Lines that contain the string "Multicast" are to be copied; leave out all others.

Stored data:
= = = =

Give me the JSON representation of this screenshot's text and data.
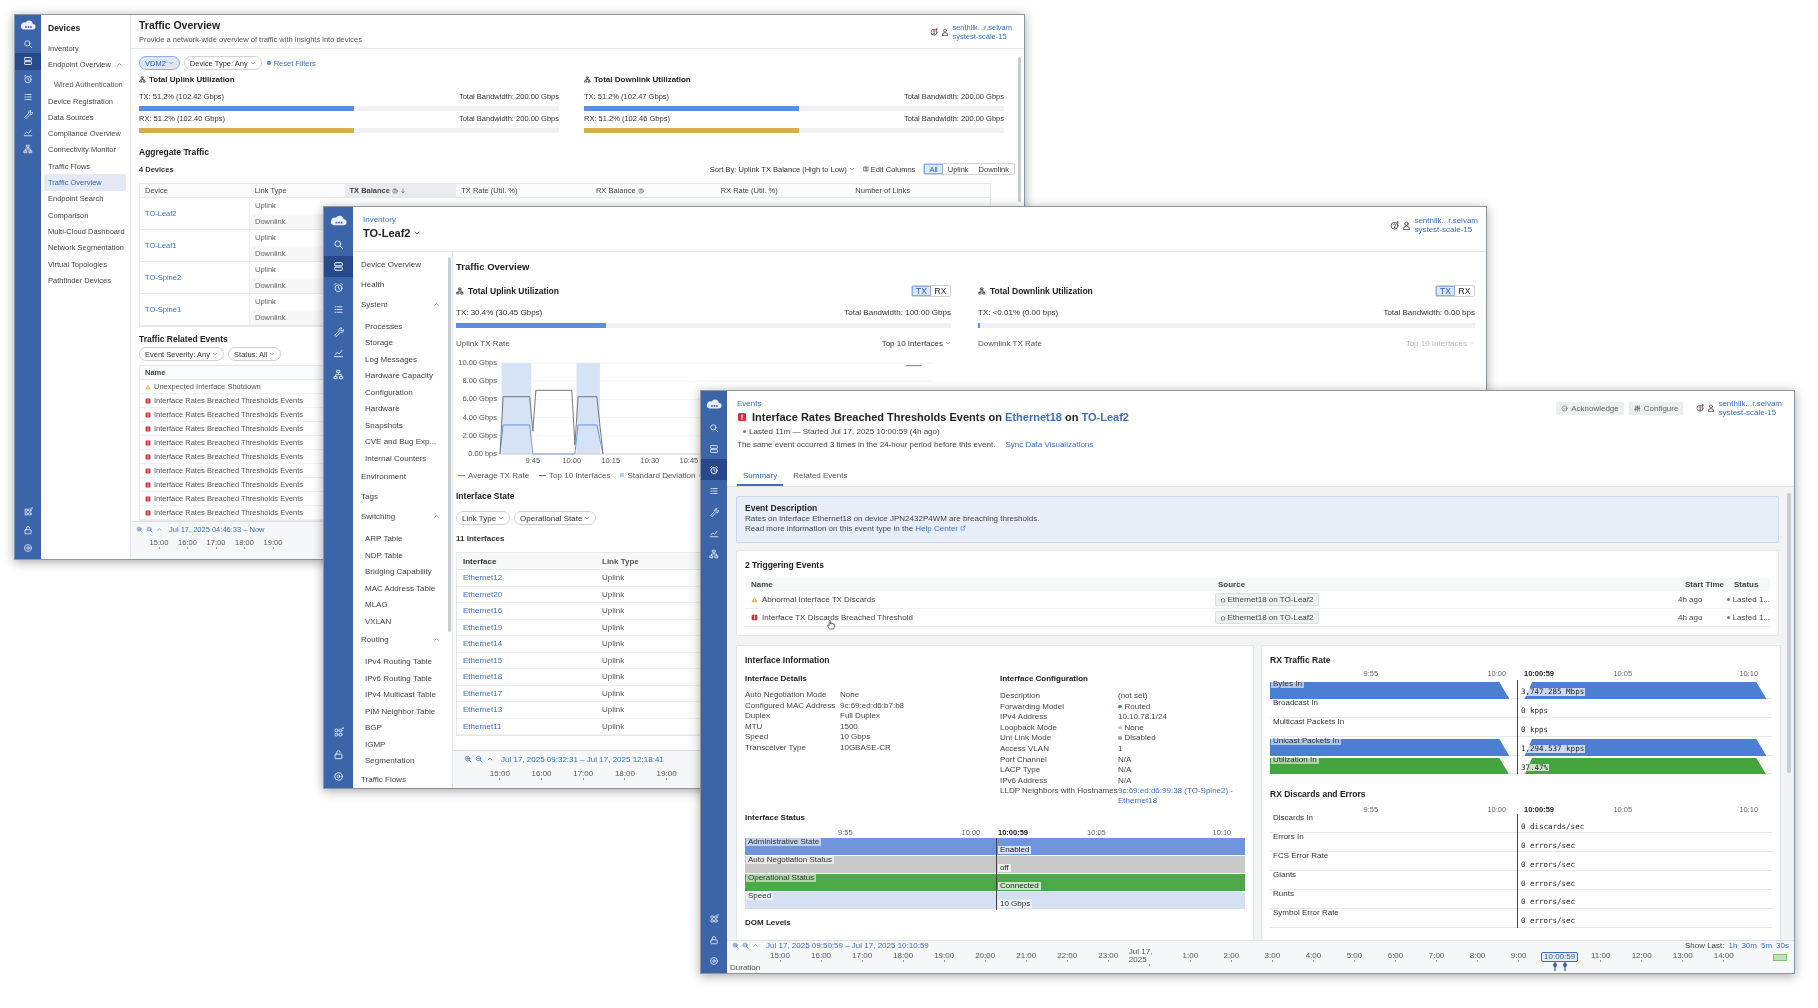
{
  "overview_window": {
    "rail": [
      {
        "selected": false
      },
      {
        "selected": true
      },
      {
        "selected": false
      },
      {
        "selected": false
      },
      {
        "selected": false
      },
      {
        "selected": false
      },
      {
        "selected": false
      }
    ],
    "nav": {
      "title": "Devices",
      "items": [
        {
          "label": "Inventory",
          "selected": false
        },
        {
          "label": "Endpoint Overview",
          "selected": false,
          "expanded": true,
          "children": [
            {
              "label": "Wired Authentication",
              "selected": false
            }
          ]
        },
        {
          "label": "Device Registration",
          "selected": false
        },
        {
          "label": "Data Sources",
          "selected": false
        },
        {
          "label": "Compliance Overview",
          "selected": false
        },
        {
          "label": "Connectivity Monitor",
          "selected": false
        },
        {
          "label": "Traffic Flows",
          "selected": false
        },
        {
          "label": "Traffic Overview",
          "selected": true
        },
        {
          "label": "Endpoint Search",
          "selected": false
        },
        {
          "label": "Comparison",
          "selected": false
        },
        {
          "label": "Multi-Cloud Dashboard",
          "selected": false
        },
        {
          "label": "Network Segmentation",
          "selected": false
        },
        {
          "label": "Virtual Topologies",
          "selected": false
        },
        {
          "label": "Pathfinder Devices",
          "selected": false
        }
      ]
    },
    "title": "Traffic Overview",
    "subtitle": "Provide a network-wide overview of traffic with insights into devices",
    "user": {
      "name": "senthilk...r.selvam",
      "org": "systest-scale-15"
    },
    "filters": [
      {
        "label": "VDM2",
        "selected": true
      },
      {
        "label": "Device Type: Any",
        "selected": false
      }
    ],
    "reset": "Reset Filters",
    "utilization": [
      {
        "title": "Total Uplink Utilization",
        "meters": [
          {
            "reading": "TX: 51.2% (102.42 Gbps)",
            "total": "Total Bandwidth: 200.00 Gbps",
            "level": 0.512,
            "color": "#5b8ee0"
          },
          {
            "reading": "RX: 51.2% (102.40 Gbps)",
            "total": "Total Bandwidth: 200.00 Gbps",
            "level": 0.512,
            "color": "#d8ae4c"
          }
        ]
      },
      {
        "title": "Total Downlink Utilization",
        "meters": [
          {
            "reading": "TX: 51.2% (102.47 Gbps)",
            "total": "Total Bandwidth: 200.00 Gbps",
            "level": 0.512,
            "color": "#5b8ee0"
          },
          {
            "reading": "RX: 51.2% (102.46 Gbps)",
            "total": "Total Bandwidth: 200.00 Gbps",
            "level": 0.512,
            "color": "#d8ae4c"
          }
        ]
      }
    ],
    "aggregate": {
      "title": "Aggregate Traffic",
      "count": "4 Devices",
      "sort": "Sort By: Uplink TX Balance (High to Low)",
      "edit": "Edit Columns",
      "views": [
        {
          "label": "All",
          "selected": true
        },
        {
          "label": "Uplink",
          "selected": false
        },
        {
          "label": "Downlink",
          "selected": false
        }
      ],
      "columns": [
        {
          "label": "Device",
          "info": false,
          "sorted": false
        },
        {
          "label": "Link Type",
          "info": false,
          "sorted": false
        },
        {
          "label": "TX Balance",
          "info": true,
          "sorted": true
        },
        {
          "label": "TX Rate (Util. %)",
          "info": false,
          "sorted": false
        },
        {
          "label": "RX Balance",
          "info": true,
          "sorted": false
        },
        {
          "label": "RX Rate (Util. %)",
          "info": false,
          "sorted": false
        },
        {
          "label": "Number of Links",
          "info": false,
          "sorted": false
        }
      ],
      "rows": [
        {
          "device": "TO-Leaf2",
          "links": [
            "Uplink",
            "Downlink"
          ]
        },
        {
          "device": "TO-Leaf1",
          "links": [
            "Uplink",
            "Downlink"
          ]
        },
        {
          "device": "TO-Spine2",
          "links": [
            "Uplink",
            "Downlink"
          ]
        },
        {
          "device": "TO-Spine1",
          "links": [
            "Uplink",
            "Downlink"
          ]
        }
      ]
    },
    "events": {
      "title": "Traffic Related Events",
      "filters": [
        "Event Severity: Any",
        "Status: All"
      ],
      "column": "Name",
      "rows": [
        {
          "kind": "warning",
          "name": "Unexpected Interface Shutdown"
        },
        {
          "kind": "critical",
          "name": "Interface Rates Breached Thresholds Events"
        },
        {
          "kind": "critical",
          "name": "Interface Rates Breached Thresholds Events"
        },
        {
          "kind": "critical",
          "name": "Interface Rates Breached Thresholds Events"
        },
        {
          "kind": "critical",
          "name": "Interface Rates Breached Thresholds Events"
        },
        {
          "kind": "critical",
          "name": "Interface Rates Breached Thresholds Events"
        },
        {
          "kind": "critical",
          "name": "Interface Rates Breached Thresholds Events"
        },
        {
          "kind": "critical",
          "name": "Interface Rates Breached Thresholds Events"
        },
        {
          "kind": "critical",
          "name": "Interface Rates Breached Thresholds Events"
        },
        {
          "kind": "critical",
          "name": "Interface Rates Breached Thresholds Events"
        }
      ]
    },
    "timeline": {
      "range": "Jul 17, 2025 04:46:33 – Now",
      "ticks": [
        "15:00",
        "16:00",
        "17:00",
        "18:00",
        "19:00"
      ]
    }
  },
  "device_window": {
    "rail": [
      {
        "selected": false
      },
      {
        "selected": true
      },
      {
        "selected": false
      },
      {
        "selected": false
      },
      {
        "selected": false
      },
      {
        "selected": false
      },
      {
        "selected": false
      }
    ],
    "breadcrumb": "Inventory",
    "title": "TO-Leaf2",
    "user": {
      "name": "senthilk...r.selvam",
      "org": "systest-scale-15"
    },
    "nav": [
      {
        "kind": "item",
        "label": "Device Overview",
        "selected": false
      },
      {
        "kind": "item",
        "label": "Health",
        "selected": false
      },
      {
        "kind": "group",
        "label": "System",
        "expanded": true,
        "children": [
          {
            "label": "Processes",
            "selected": false
          },
          {
            "label": "Storage",
            "selected": false
          },
          {
            "label": "Log Messages",
            "selected": false
          },
          {
            "label": "Hardware Capacity",
            "selected": false
          },
          {
            "label": "Configuration",
            "selected": false
          },
          {
            "label": "Hardware",
            "selected": false
          },
          {
            "label": "Snapshots",
            "selected": false
          },
          {
            "label": "CVE and Bug Exp...",
            "selected": false
          },
          {
            "label": "Internal Counters",
            "selected": false
          }
        ]
      },
      {
        "kind": "item",
        "label": "Environment",
        "selected": false
      },
      {
        "kind": "item",
        "label": "Tags",
        "selected": false
      },
      {
        "kind": "group",
        "label": "Switching",
        "expanded": true,
        "children": [
          {
            "label": "ARP Table",
            "selected": false
          },
          {
            "label": "NDP Table",
            "selected": false
          },
          {
            "label": "Bridging Capability",
            "selected": false
          },
          {
            "label": "MAC Address Table",
            "selected": false
          },
          {
            "label": "MLAG",
            "selected": false
          },
          {
            "label": "VXLAN",
            "selected": false
          }
        ]
      },
      {
        "kind": "group",
        "label": "Routing",
        "expanded": true,
        "children": [
          {
            "label": "IPv4 Routing Table",
            "selected": false
          },
          {
            "label": "IPv6 Routing Table",
            "selected": false
          },
          {
            "label": "IPv4 Multicast Table",
            "selected": false
          },
          {
            "label": "PIM Neighbor Table",
            "selected": false
          },
          {
            "label": "BGP",
            "selected": false
          },
          {
            "label": "IGMP",
            "selected": false
          },
          {
            "label": "Segmentation",
            "selected": false
          }
        ]
      },
      {
        "kind": "item",
        "label": "Traffic Flows",
        "selected": false
      }
    ],
    "heading": "Traffic Overview",
    "utilization": [
      {
        "title": "Total Uplink Utilization",
        "toggle": [
          {
            "label": "TX",
            "selected": true
          },
          {
            "label": "RX",
            "selected": false
          }
        ],
        "reading": "TX: 30.4% (30.45 Gbps)",
        "total": "Total Bandwidth: 100.00 Gbps",
        "level": 0.304,
        "rate_title": "Uplink TX Rate",
        "top": {
          "label": "Top 10 Interfaces",
          "disabled": false
        },
        "band": {
          "label": "Standard Deviation"
        },
        "chart_data": {
          "type": "line",
          "grid": true,
          "legend": "bottom",
          "bands": [
            {
              "axis": "x",
              "from": 9.55,
              "to": 9.74
            },
            {
              "axis": "x",
              "from": 10.03,
              "to": 10.18
            }
          ],
          "x": [
            9.54,
            9.56,
            9.73,
            9.75,
            9.77,
            10.0,
            10.02,
            10.04,
            10.16,
            10.2,
            11.0,
            12.1,
            12.14,
            12.24
          ],
          "series": [
            {
              "name": "Average TX Rate",
              "color": "#5b8ee0",
              "values": [
                0,
                3.2,
                3.2,
                0,
                0,
                0,
                0,
                3.2,
                3.2,
                0,
                null,
                null,
                null,
                null
              ]
            },
            {
              "name": "Top 10 Interfaces",
              "color": "#6b6b6b",
              "values": [
                0,
                6.3,
                6.3,
                2.5,
                7,
                7,
                1,
                6.3,
                6.3,
                0,
                null,
                null,
                9.7,
                9.7
              ]
            }
          ],
          "xlim": [
            9.54,
            12.32
          ],
          "ylim": [
            0,
            10
          ],
          "xticks": [
            {
              "value": 9.75,
              "label": "9:45"
            },
            {
              "value": 10,
              "label": "10:00"
            },
            {
              "value": 10.25,
              "label": "10:15"
            },
            {
              "value": 10.5,
              "label": "10:30"
            },
            {
              "value": 10.75,
              "label": "10:45"
            }
          ],
          "yticks": [
            {
              "value": 0,
              "label": "0.00 bps"
            },
            {
              "value": 2,
              "label": "2.00 Gbps"
            },
            {
              "value": 4,
              "label": "4.00 Gbps"
            },
            {
              "value": 6,
              "label": "6.00 Gbps"
            },
            {
              "value": 8,
              "label": "8.00 Gbps"
            },
            {
              "value": 10,
              "label": "10.00 Gbps"
            }
          ]
        }
      },
      {
        "title": "Total Downlink Utilization",
        "toggle": [
          {
            "label": "TX",
            "selected": true
          },
          {
            "label": "RX",
            "selected": false
          }
        ],
        "reading": "TX: <0.01% (0.00 bps)",
        "total": "Total Bandwidth: 0.00 bps",
        "level": 0.005,
        "rate_title": "Downlink TX Rate",
        "top": {
          "label": "Top 10 Interfaces",
          "disabled": true
        }
      }
    ],
    "interface_state": {
      "title": "Interface State",
      "filters": [
        "Link Type",
        "Operational State"
      ],
      "count": "11 Interfaces",
      "columns": [
        "Interface",
        "Link Type"
      ],
      "rows": [
        {
          "interface": "Ethernet12",
          "link_type": "Uplink"
        },
        {
          "interface": "Ethernet20",
          "link_type": "Uplink"
        },
        {
          "interface": "Ethernet16",
          "link_type": "Uplink"
        },
        {
          "interface": "Ethernet19",
          "link_type": "Uplink"
        },
        {
          "interface": "Ethernet14",
          "link_type": "Uplink"
        },
        {
          "interface": "Ethernet15",
          "link_type": "Uplink"
        },
        {
          "interface": "Ethernet18",
          "link_type": "Uplink"
        },
        {
          "interface": "Ethernet17",
          "link_type": "Uplink"
        },
        {
          "interface": "Ethernet13",
          "link_type": "Uplink"
        },
        {
          "interface": "Ethernet11",
          "link_type": "Uplink"
        }
      ]
    },
    "timeline": {
      "range": "Jul 17, 2025 09:32:31 – Jul 17, 2025 12:18:41",
      "ticks": [
        "15:00",
        "16:00",
        "17:00",
        "18:00",
        "19:00"
      ]
    }
  },
  "event_window": {
    "rail": [
      {
        "selected": false
      },
      {
        "selected": false
      },
      {
        "selected": true
      },
      {
        "selected": false
      },
      {
        "selected": false
      },
      {
        "selected": false
      },
      {
        "selected": false
      }
    ],
    "breadcrumb": "Events",
    "title": {
      "kind": "critical",
      "text": "Interface Rates Breached Thresholds Events on ",
      "interface": "Ethernet18",
      "sep": " on ",
      "device": "TO-Leaf2"
    },
    "duration": "Lasted 11m — Started Jul 17, 2025 10:00:59 (4h ago)",
    "note": "The same event occurred 3 times in the 24-hour period before this event.",
    "sync_link": "Sync Data Visualizations",
    "actions": [
      "Acknowledge",
      "Configure"
    ],
    "user": {
      "name": "senthilk...r.selvam",
      "org": "systest-scale-15"
    },
    "tabs": [
      {
        "label": "Summary",
        "selected": true
      },
      {
        "label": "Related Events",
        "selected": false
      }
    ],
    "description": {
      "title": "Event Description",
      "text": "Rates on interface Ethernet18 on device JPN2432P4WM are breaching thresholds.",
      "more": "Read more information on this event type in the ",
      "link": "Help Center"
    },
    "triggering": {
      "title": "2 Triggering Events",
      "columns": [
        "Name",
        "Source",
        "Start Time",
        "Status"
      ],
      "rows": [
        {
          "kind": "warning",
          "name": "Abnormal Interface TX Discards",
          "source": "Ethernet18 on TO-Leaf2",
          "start": "4h ago",
          "status": "Lasted 1..."
        },
        {
          "kind": "critical",
          "name": "Interface TX Discards Breached Threshold",
          "source": "Ethernet18 on TO-Leaf2",
          "start": "4h ago",
          "status": "Lasted 1..."
        }
      ]
    },
    "interface_info": {
      "title": "Interface Information",
      "details_title": "Interface Details",
      "details": [
        {
          "label": "Auto Negotiation Mode",
          "value": "None"
        },
        {
          "label": "Configured MAC Address",
          "value": "9c:69:ed:d6:b7:b8"
        },
        {
          "label": "Duplex",
          "value": "Full Duplex"
        },
        {
          "label": "MTU",
          "value": "1500"
        },
        {
          "label": "Speed",
          "value": "10 Gbps"
        },
        {
          "label": "Transceiver Type",
          "value": "10GBASE-CR"
        }
      ],
      "config_title": "Interface Configuration",
      "config": [
        {
          "kind": "text",
          "label": "Description",
          "value": "(not set)"
        },
        {
          "kind": "status",
          "label": "Forwarding Model",
          "value": "Routed",
          "color": "#43a047"
        },
        {
          "kind": "text",
          "label": "IPv4 Address",
          "value": "10.10.78.1/24"
        },
        {
          "kind": "status",
          "label": "Loopback Mode",
          "value": "None",
          "color": "#c4c4c4"
        },
        {
          "kind": "status",
          "label": "Uni Link Mode",
          "value": "Disabled",
          "color": "#9e9e9e"
        },
        {
          "kind": "text",
          "label": "Access VLAN",
          "value": "1"
        },
        {
          "kind": "text",
          "label": "Port Channel",
          "value": "N/A"
        },
        {
          "kind": "text",
          "label": "LACP Type",
          "value": "N/A"
        },
        {
          "kind": "text",
          "label": "IPv6 Address",
          "value": "N/A"
        },
        {
          "kind": "link",
          "label": "LLDP Neighbors with Hostnames",
          "value": "9c:69:ed:d6:99:38 (TO-Spine2) - Ethernet18"
        }
      ]
    },
    "interface_status": {
      "title": "Interface Status",
      "ticks": [
        "9:55",
        "10:00",
        "10:05",
        "10:10"
      ],
      "cursor": "10:00:59",
      "rows": [
        {
          "label": "Administrative State",
          "value": "Enabled",
          "color": "#6f96dc"
        },
        {
          "label": "Auto Negotiation Status",
          "value": "off",
          "color": "#c9c9c9"
        },
        {
          "label": "Operational Status",
          "value": "Connected",
          "color": "#4caa46"
        },
        {
          "label": "Speed",
          "value": "10 Gbps",
          "color": "#d5e1f3"
        }
      ]
    },
    "dom_title": "DOM Levels",
    "rx_rate": {
      "title": "RX Traffic Rate",
      "ticks": [
        "9:55",
        "10:00",
        "10:05",
        "10:10"
      ],
      "cursor": "10:00:59",
      "rows": [
        {
          "kind": "area",
          "label": "Bytes In",
          "value": "3,747.285 Mbps",
          "color": "#4a7fd4"
        },
        {
          "kind": "flat",
          "label": "Broadcast In",
          "value": "0 kpps"
        },
        {
          "kind": "flat",
          "label": "Multicast Packets In",
          "value": "0 kpps"
        },
        {
          "kind": "area",
          "label": "Unicast Packets In",
          "value": "1,294.537 kpps",
          "color": "#4a7fd4"
        },
        {
          "kind": "area",
          "label": "Utilization In",
          "value": "37.47%",
          "color": "#46a43e"
        }
      ]
    },
    "rx_errors": {
      "title": "RX Discards and Errors",
      "ticks": [
        "9:55",
        "10:00",
        "10:05",
        "10:10"
      ],
      "cursor": "10:00:59",
      "rows": [
        {
          "label": "Discards In",
          "value": "0 discards/sec"
        },
        {
          "label": "Errors In",
          "value": "0 errors/sec"
        },
        {
          "label": "FCS Error Rate",
          "value": "0 errors/sec"
        },
        {
          "label": "Giants",
          "value": "0 errors/sec"
        },
        {
          "label": "Runts",
          "value": "0 errors/sec"
        },
        {
          "label": "Symbol Error Rate",
          "value": "0 errors/sec"
        }
      ]
    },
    "timeline": {
      "range": "Jul 17, 2025 09:50:59 – Jul 17, 2025 10:10:59",
      "show_last": "Show Last:",
      "spans": [
        "1h",
        "30m",
        "5m",
        "30s"
      ],
      "axis_label": "Duration",
      "ticks": [
        {
          "kind": "hour",
          "label": "15:00"
        },
        {
          "kind": "hour",
          "label": "16:00"
        },
        {
          "kind": "hour",
          "label": "17:00"
        },
        {
          "kind": "hour",
          "label": "18:00"
        },
        {
          "kind": "hour",
          "label": "19:00"
        },
        {
          "kind": "hour",
          "label": "20:00"
        },
        {
          "kind": "hour",
          "label": "21:00"
        },
        {
          "kind": "hour",
          "label": "22:00"
        },
        {
          "kind": "hour",
          "label": "23:00"
        },
        {
          "kind": "hour",
          "label": "Jul 17, 2025"
        },
        {
          "kind": "hour",
          "label": "1:00"
        },
        {
          "kind": "hour",
          "label": "2:00"
        },
        {
          "kind": "hour",
          "label": "3:00"
        },
        {
          "kind": "hour",
          "label": "4:00"
        },
        {
          "kind": "hour",
          "label": "5:00"
        },
        {
          "kind": "hour",
          "label": "6:00"
        },
        {
          "kind": "hour",
          "label": "7:00"
        },
        {
          "kind": "hour",
          "label": "8:00"
        },
        {
          "kind": "hour",
          "label": "9:00"
        },
        {
          "kind": "marker",
          "label": "10:00:59"
        },
        {
          "kind": "hour",
          "label": "11:00"
        },
        {
          "kind": "hour",
          "label": "12:00"
        },
        {
          "kind": "hour",
          "label": "13:00"
        },
        {
          "kind": "hour",
          "label": "14:00"
        }
      ]
    }
  }
}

= = = =

- [Response to the task]
            "label": "IPv4 Multicast Table",
          "label": "Multicast Packets In",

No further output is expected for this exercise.